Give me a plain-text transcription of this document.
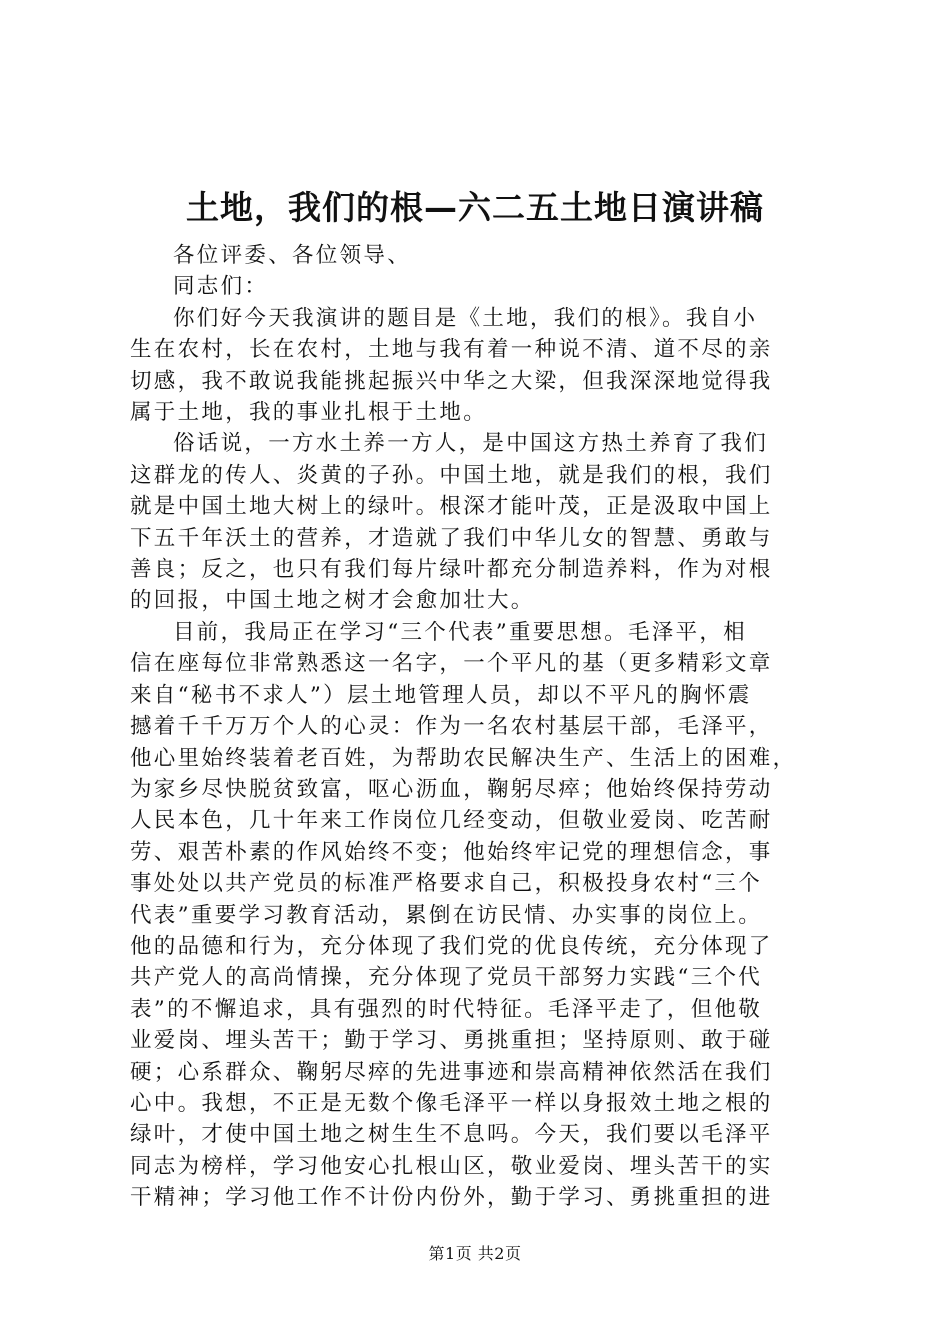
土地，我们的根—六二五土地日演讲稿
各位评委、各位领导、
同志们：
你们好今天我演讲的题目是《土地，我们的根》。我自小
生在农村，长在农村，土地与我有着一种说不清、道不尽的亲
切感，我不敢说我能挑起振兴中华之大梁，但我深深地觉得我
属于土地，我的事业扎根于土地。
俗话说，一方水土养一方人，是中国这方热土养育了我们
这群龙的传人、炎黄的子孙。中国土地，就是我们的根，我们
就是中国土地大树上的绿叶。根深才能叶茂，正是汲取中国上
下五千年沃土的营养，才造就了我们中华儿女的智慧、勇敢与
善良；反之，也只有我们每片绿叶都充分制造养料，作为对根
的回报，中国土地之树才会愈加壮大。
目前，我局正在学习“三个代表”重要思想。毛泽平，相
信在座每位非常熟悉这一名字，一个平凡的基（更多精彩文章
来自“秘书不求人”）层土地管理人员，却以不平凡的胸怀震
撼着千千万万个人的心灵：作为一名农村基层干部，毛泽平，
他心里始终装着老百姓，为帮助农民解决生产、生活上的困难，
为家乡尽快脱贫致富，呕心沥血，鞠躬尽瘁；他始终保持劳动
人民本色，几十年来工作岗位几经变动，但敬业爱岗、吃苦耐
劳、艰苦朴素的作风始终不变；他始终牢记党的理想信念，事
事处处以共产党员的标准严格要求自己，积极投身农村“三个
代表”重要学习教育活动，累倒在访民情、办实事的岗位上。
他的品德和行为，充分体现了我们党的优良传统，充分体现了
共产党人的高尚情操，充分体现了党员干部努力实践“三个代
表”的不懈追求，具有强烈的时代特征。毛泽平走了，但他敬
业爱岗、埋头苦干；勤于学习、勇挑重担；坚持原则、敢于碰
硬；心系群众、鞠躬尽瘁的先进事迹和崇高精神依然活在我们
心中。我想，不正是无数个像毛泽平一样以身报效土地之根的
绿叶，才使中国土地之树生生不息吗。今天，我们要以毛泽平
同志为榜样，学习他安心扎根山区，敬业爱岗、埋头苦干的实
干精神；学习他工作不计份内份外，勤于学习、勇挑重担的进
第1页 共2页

⁂

**Challenge**
Only lines with the word "勤于学习" are wanted, so copy each one from the records.

**Solution to the exercise**
业爱岗、埋头苦干；勤于学习、勇挑重担；坚持原则、敢于碰
干精神；学习他工作不计份内份外，勤于学习、勇挑重担的进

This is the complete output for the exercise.